Data listing

========================================

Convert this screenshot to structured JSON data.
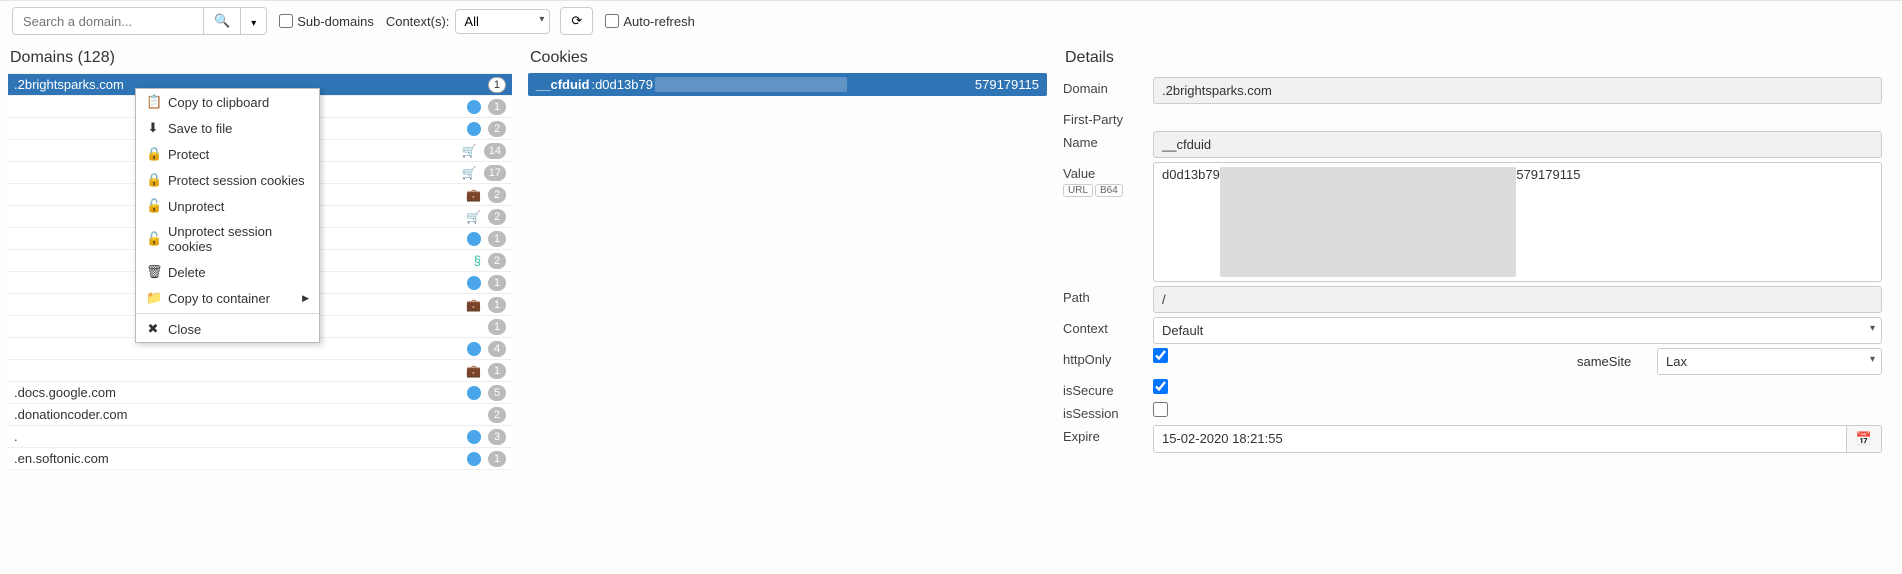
{
  "toolbar": {
    "search_placeholder": "Search a domain...",
    "subdomains_label": "Sub-domains",
    "contexts_label": "Context(s):",
    "contexts_value": "All",
    "autorefresh_label": "Auto-refresh"
  },
  "domains": {
    "header": "Domains (128)",
    "rows": [
      {
        "name": ".2brightsparks.com",
        "selected": true,
        "icons": [],
        "count": "1",
        "badge_white": true
      },
      {
        "name": " ",
        "icons": [
          "dot"
        ],
        "count": "1"
      },
      {
        "name": " ",
        "icons": [
          "dot"
        ],
        "count": "2"
      },
      {
        "name": " ",
        "icons": [
          "cart"
        ],
        "count": "14"
      },
      {
        "name": " ",
        "icons": [
          "cart"
        ],
        "count": "17"
      },
      {
        "name": " ",
        "icons": [
          "brief"
        ],
        "count": "2"
      },
      {
        "name": " ",
        "icons": [
          "cart"
        ],
        "count": "2"
      },
      {
        "name": " ",
        "icons": [
          "dot"
        ],
        "count": "1"
      },
      {
        "name": " ",
        "icons": [
          "swirl"
        ],
        "count": "2"
      },
      {
        "name": " ",
        "icons": [
          "dot"
        ],
        "count": "1"
      },
      {
        "name": " ",
        "icons": [
          "brief"
        ],
        "count": "1"
      },
      {
        "name": " ",
        "icons": [],
        "count": "1"
      },
      {
        "name": " ",
        "icons": [
          "dot"
        ],
        "count": "4"
      },
      {
        "name": " ",
        "icons": [
          "brief"
        ],
        "count": "1"
      },
      {
        "name": ".docs.google.com",
        "icons": [
          "dot"
        ],
        "count": "5"
      },
      {
        "name": ".donationcoder.com",
        "icons": [],
        "count": "2"
      },
      {
        "name": ".",
        "icons": [
          "dot"
        ],
        "count": "3"
      },
      {
        "name": ".en.softonic.com",
        "icons": [
          "dot"
        ],
        "count": "1"
      }
    ]
  },
  "context_menu": {
    "items": [
      {
        "icon": "📋",
        "label": "Copy to clipboard"
      },
      {
        "icon": "⬇",
        "label": "Save to file"
      },
      {
        "icon": "🔒",
        "label": "Protect"
      },
      {
        "icon": "🔒",
        "label": "Protect session cookies"
      },
      {
        "icon": "🔓",
        "label": "Unprotect"
      },
      {
        "icon": "🔓",
        "label": "Unprotect session cookies"
      },
      {
        "icon": "🗑",
        "label": "Delete"
      },
      {
        "icon": "📁",
        "label": "Copy to container",
        "submenu": true
      },
      {
        "sep": true
      },
      {
        "icon": "✖",
        "label": "Close"
      }
    ]
  },
  "cookies": {
    "header": "Cookies",
    "row": {
      "name": "__cfduid",
      "val_prefix": ":d0d13b79",
      "val_hidden": "xxxxxxxxxxxxxxxxxxxxxxxxxxxxx",
      "tail": "579179115"
    }
  },
  "details": {
    "header": "Details",
    "domain_label": "Domain",
    "domain_value": ".2brightsparks.com",
    "firstparty_label": "First-Party",
    "name_label": "Name",
    "name_value": "__cfduid",
    "value_label": "Value",
    "url_badge": "URL",
    "b64_badge": "B64",
    "value_prefix": "d0d13b79",
    "value_tail": "579179115",
    "path_label": "Path",
    "path_value": "/",
    "context_label": "Context",
    "context_value": "Default",
    "httponly_label": "httpOnly",
    "samesite_label": "sameSite",
    "samesite_value": "Lax",
    "issecure_label": "isSecure",
    "issession_label": "isSession",
    "expire_label": "Expire",
    "expire_value": "15-02-2020 18:21:55"
  }
}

========================================

JOB:
Looking at the material above, count the lines that hold "true" and give the total alone.

OUTPUT OF THE EXERCISE:
4